_What you need to do_.
Below are some entries. Copy each line that holds the string "Nous".

>> begin

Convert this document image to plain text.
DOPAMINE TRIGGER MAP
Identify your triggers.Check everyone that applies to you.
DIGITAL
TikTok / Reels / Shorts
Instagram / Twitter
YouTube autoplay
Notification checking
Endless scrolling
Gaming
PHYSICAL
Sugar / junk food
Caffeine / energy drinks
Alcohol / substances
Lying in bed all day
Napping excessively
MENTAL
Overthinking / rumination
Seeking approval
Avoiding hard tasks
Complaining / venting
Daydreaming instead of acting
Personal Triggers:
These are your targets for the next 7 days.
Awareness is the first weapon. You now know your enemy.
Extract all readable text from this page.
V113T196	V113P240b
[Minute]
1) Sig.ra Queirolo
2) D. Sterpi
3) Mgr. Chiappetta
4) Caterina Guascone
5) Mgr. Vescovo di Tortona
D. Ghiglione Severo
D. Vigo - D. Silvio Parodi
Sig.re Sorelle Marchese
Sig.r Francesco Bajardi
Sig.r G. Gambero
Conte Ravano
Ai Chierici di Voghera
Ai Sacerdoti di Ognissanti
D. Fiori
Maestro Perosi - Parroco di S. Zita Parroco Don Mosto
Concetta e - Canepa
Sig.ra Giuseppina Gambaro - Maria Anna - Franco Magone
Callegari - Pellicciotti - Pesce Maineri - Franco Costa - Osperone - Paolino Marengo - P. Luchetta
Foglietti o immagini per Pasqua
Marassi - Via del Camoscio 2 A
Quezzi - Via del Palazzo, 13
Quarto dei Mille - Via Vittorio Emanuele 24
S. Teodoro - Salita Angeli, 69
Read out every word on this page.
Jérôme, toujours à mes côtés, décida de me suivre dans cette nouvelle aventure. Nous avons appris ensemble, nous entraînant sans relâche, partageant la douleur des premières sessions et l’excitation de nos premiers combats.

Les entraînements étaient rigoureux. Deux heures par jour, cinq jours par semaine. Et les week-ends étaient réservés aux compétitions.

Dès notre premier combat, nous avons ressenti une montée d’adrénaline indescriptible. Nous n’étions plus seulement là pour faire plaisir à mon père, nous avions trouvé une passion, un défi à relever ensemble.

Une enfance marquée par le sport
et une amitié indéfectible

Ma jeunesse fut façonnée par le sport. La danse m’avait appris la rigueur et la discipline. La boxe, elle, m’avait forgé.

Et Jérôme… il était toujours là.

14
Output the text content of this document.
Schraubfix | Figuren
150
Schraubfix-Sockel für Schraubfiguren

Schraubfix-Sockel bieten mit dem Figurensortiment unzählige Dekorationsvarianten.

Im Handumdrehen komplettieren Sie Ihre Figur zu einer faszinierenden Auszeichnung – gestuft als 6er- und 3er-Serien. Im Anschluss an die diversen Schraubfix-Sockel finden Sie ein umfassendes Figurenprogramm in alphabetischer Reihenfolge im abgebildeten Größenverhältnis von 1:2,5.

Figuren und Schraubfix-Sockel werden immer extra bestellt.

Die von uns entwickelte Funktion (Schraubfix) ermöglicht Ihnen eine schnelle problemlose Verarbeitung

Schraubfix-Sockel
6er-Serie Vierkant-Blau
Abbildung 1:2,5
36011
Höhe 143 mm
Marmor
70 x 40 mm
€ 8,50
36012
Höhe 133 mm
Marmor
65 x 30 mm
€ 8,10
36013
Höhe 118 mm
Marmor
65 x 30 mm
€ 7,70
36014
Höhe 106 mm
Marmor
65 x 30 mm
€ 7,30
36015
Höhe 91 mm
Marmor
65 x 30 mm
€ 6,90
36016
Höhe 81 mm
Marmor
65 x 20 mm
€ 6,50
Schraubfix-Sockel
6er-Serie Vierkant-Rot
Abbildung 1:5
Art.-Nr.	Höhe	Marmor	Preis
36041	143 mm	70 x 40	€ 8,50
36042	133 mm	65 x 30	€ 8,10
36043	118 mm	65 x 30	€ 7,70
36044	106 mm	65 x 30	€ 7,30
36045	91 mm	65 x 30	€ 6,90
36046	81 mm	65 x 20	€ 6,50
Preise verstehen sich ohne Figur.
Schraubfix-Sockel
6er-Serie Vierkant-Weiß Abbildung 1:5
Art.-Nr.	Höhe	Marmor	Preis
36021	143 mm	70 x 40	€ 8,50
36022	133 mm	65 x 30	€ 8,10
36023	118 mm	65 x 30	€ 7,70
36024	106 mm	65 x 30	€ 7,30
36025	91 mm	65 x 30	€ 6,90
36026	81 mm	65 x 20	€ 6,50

>> end

_Answer for the task_.
Jérôme, toujours à mes côtés, décida de me suivre dans cette nouvelle aventure. Nous avons appris ensemble, nous entraînant sans relâche, partageant la douleur des premières sessions et l’excitation de nos premiers combats.
Dès notre premier combat, nous avons ressenti une montée d’adrénaline indescriptible. Nous n’étions plus seulement là pour faire plaisir à mon père, nous avions trouvé une passion, un défi à relever ensemble.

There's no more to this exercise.